Passage for review =
--
Democracy and its changes

 


Democracy and its changes :



The ‘democracy’ that a major part of our world swears by comprises free and fair, multi-party, fixed-term elections based on universal adult franchise in its ideal state. A contestant party winning the majority of votes represents the will of the electorate and gets to form the government; others sit in the opposition until the next election. Simple.


Its simplicity also conceals some of its structural flaws. The ‘majority of votes’ actually boils down to the majority of seats in the legislature which, in 99% of the time, comes riding a minority of votes. Rarely is a government formed backed by a majority of votes won in a free and fair election. Rajiv Gandhi’s formidable, highest-ever majority in Lok Sabha in 1984 was still short of a majority of votes by about 2%. Narendra Modi in 2014 had the backing of 31% of the votes cast and in 2019, of just about 40%. In 2016, Donald Trump won the presidential race in the U.S. with a deficit of over 2.5 million popular votes vis-à-vis his chief competitor, Hillary Clinton. It is the same story everywhere.
--
Things to do =
[1] Quote word for word the stretch of the passage on democracy and its changes from "The ‘democracy’ that" through "next election. Simple.".
[2] Extend the passage on democracy and its changes, starting right after its final sentence.

Supplied material =
--
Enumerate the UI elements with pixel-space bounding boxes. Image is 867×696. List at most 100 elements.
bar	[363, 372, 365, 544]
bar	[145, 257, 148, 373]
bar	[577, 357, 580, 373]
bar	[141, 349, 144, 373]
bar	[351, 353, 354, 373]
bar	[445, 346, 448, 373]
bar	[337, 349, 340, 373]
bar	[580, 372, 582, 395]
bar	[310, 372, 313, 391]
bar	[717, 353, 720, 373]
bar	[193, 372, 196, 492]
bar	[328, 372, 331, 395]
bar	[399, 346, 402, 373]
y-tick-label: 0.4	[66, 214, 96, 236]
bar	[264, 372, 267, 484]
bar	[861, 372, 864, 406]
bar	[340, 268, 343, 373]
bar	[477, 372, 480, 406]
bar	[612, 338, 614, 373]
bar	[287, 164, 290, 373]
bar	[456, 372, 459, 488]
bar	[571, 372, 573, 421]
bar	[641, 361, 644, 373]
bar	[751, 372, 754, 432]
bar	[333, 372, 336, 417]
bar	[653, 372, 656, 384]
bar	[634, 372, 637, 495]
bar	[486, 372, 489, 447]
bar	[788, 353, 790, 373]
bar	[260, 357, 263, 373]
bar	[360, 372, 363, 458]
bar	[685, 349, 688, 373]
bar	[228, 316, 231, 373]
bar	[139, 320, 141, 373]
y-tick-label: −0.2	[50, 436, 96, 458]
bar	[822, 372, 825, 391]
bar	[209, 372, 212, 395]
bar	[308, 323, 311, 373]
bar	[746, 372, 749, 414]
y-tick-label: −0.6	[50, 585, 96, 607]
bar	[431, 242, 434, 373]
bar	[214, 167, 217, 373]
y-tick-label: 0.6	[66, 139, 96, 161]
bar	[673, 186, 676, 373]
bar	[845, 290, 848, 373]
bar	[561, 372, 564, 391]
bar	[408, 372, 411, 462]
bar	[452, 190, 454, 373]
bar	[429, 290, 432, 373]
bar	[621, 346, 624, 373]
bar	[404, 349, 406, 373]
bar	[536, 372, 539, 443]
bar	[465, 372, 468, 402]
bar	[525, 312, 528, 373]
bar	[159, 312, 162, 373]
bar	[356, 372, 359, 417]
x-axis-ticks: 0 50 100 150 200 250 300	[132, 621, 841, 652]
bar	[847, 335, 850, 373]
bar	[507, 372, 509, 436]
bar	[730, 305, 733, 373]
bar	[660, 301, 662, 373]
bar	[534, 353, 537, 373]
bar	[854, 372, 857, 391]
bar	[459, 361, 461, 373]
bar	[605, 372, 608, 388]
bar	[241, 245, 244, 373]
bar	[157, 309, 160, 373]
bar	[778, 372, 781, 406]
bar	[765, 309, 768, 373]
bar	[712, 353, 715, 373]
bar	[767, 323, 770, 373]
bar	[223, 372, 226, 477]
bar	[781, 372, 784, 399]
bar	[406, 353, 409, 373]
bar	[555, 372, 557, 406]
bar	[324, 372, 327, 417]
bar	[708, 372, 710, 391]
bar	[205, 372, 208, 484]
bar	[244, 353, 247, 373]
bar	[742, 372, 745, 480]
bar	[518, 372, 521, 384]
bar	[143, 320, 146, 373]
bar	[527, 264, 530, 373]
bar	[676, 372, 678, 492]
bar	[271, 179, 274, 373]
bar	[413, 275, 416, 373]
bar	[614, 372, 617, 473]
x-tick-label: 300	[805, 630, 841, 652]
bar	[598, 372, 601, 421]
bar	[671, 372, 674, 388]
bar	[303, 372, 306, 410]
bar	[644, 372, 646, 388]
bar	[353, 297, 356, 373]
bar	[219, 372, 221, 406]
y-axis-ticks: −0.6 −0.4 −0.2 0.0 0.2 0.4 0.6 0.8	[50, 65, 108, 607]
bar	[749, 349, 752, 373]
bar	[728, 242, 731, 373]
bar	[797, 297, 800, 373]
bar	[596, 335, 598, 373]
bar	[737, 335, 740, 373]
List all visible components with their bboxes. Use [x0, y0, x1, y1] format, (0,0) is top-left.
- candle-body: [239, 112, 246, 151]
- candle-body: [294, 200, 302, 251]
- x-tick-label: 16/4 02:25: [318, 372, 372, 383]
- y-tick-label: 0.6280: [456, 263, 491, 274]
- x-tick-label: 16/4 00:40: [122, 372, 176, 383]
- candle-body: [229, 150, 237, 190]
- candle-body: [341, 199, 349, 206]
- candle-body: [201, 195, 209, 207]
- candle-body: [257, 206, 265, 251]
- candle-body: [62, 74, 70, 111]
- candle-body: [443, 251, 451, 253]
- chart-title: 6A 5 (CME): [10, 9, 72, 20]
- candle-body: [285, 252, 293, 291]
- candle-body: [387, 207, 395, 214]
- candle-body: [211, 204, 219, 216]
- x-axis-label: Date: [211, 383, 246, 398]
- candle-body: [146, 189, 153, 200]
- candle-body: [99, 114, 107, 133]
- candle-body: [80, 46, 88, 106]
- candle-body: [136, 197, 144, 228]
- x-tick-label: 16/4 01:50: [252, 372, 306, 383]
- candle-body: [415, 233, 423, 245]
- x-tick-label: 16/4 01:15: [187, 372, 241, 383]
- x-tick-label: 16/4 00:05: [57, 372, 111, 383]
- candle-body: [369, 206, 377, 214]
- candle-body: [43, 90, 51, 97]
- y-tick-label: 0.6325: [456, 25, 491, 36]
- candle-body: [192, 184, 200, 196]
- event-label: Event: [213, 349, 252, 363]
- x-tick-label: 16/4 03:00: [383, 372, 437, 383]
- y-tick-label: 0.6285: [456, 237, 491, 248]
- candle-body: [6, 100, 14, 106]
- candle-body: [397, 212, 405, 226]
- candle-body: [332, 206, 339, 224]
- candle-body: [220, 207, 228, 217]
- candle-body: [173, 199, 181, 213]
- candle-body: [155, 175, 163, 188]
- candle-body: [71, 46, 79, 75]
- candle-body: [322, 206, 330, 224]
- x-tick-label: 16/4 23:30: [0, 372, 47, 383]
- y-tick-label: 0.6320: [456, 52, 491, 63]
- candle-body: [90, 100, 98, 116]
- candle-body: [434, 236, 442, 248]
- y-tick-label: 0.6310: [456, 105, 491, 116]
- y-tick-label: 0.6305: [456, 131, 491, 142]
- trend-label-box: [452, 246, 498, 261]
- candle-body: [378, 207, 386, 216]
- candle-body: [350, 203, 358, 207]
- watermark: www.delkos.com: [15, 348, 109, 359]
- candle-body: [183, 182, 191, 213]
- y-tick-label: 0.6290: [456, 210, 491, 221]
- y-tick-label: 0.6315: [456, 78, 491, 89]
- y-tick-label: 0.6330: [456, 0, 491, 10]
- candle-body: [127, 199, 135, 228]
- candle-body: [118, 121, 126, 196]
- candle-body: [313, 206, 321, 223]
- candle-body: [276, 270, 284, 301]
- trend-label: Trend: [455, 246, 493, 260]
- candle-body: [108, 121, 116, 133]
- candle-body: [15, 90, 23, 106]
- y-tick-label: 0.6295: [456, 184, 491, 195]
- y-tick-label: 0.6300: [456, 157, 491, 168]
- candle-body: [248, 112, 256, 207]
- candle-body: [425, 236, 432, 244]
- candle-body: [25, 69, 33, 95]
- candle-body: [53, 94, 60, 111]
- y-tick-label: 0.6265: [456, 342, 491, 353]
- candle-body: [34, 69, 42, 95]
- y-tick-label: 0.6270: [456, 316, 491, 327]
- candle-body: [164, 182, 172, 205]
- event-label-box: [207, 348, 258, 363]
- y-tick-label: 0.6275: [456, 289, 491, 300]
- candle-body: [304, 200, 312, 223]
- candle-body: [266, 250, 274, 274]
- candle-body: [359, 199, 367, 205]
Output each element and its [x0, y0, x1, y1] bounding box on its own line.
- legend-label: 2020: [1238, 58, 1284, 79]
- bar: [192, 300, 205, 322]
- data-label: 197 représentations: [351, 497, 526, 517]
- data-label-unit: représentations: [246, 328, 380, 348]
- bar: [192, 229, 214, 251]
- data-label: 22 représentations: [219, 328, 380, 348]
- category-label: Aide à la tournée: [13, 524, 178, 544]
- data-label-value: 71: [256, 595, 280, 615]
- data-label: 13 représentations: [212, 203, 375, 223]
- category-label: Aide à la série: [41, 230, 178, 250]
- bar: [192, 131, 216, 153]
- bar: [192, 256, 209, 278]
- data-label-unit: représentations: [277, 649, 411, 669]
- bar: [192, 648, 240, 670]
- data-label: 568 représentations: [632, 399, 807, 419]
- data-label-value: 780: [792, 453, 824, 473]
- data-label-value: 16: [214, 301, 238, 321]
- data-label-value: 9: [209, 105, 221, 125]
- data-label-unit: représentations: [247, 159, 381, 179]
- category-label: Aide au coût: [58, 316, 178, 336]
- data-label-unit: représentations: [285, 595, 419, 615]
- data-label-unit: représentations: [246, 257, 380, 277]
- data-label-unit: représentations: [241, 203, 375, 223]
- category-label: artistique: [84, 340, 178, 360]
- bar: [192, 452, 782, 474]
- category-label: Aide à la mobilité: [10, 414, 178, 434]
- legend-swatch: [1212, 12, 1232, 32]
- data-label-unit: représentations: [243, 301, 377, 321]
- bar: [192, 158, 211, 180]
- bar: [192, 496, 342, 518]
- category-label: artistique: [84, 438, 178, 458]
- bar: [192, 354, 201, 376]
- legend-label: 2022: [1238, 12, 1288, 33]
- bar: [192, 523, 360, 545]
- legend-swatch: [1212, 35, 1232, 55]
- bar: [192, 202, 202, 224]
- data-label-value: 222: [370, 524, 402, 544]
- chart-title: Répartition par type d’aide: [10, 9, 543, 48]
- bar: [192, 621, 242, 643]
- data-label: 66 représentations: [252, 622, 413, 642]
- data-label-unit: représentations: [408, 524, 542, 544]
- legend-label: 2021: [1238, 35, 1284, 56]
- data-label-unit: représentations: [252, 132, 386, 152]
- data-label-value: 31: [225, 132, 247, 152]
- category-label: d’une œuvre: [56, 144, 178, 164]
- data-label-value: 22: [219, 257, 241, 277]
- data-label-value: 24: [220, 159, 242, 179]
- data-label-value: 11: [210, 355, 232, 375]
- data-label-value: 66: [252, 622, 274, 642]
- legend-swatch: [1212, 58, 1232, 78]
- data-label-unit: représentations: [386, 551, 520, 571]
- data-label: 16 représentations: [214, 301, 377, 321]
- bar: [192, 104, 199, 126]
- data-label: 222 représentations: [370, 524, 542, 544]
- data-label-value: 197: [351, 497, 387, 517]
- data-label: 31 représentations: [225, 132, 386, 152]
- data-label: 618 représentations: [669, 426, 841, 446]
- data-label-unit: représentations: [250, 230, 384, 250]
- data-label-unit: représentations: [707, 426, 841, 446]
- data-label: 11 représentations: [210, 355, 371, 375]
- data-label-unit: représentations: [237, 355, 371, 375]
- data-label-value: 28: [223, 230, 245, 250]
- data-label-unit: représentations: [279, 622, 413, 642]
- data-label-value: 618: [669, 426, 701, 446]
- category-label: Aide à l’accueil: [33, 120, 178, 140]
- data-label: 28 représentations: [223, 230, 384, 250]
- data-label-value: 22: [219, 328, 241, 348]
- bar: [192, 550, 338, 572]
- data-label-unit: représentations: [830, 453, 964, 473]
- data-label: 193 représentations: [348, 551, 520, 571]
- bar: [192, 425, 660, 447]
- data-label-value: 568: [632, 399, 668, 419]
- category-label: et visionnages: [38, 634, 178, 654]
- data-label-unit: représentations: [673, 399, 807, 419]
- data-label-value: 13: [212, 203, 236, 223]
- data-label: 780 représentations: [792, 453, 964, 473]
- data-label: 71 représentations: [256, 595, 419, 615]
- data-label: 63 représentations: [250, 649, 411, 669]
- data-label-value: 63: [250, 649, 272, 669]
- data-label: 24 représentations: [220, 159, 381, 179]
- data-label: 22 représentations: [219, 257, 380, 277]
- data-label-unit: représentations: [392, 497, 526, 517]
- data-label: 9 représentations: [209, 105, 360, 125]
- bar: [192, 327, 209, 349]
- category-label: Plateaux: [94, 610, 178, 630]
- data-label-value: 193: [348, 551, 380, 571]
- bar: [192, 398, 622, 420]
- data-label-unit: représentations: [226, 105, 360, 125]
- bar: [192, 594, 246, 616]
--
Exercise responses =
[1]
The ‘democracy’ that a major part of our world swears by comprises free and fair, multi-party, fixed-term elections based on universal adult franchise in its ideal state. A contestant party winning the majority of votes represents the will of the electorate and gets to form the government; others sit in the opposition until the next election. Simple.

[2]
What democracy brought

Besides the fact that this democracy is far from becoming universal even well into the 21st century, its own life history is just a tiny dot on the canvas of time: short of a hundred years. Universal adult franchise itself is yet to hit the 100-year mark in the most advanced nations. Even in the U.S., white women won the franchise a hundred years ago but their black sisters had to wait another few decades. The white women too won it in the teeth of opposition, including from thousands of women raising the slogan: A vote or a husband? The Swiss women got the vote less than a half century ago, nearly a quarter century after Indian women did.


Democracy did not come alone; its accoutrements included guaranteed individual rights and freedoms, free market economy, equality of all citizens, freedom of life and property, etc. — inviolable constituents of capitalism. Elections created space for change of governments even as they guaranteed security against challenge to the regime; the challenge could arise only outside of it, through ‘revolutions’, which in turn had much contracted the space even for a change of government and none for a change of regime. In the end, most ‘revolutions’ could not escape the dragnet of ‘democracy’, their existential as well as conceptual adversary.


One of democracy’s primary premises, free market, which ‘revolutions’ had sought to eradicate, is now under threat not from its adversary but from its own internal dynamics. The unprecedented concentration of wealth at the top 1% around the world knocks the bottom out of competition in the market, so integral to its freedom.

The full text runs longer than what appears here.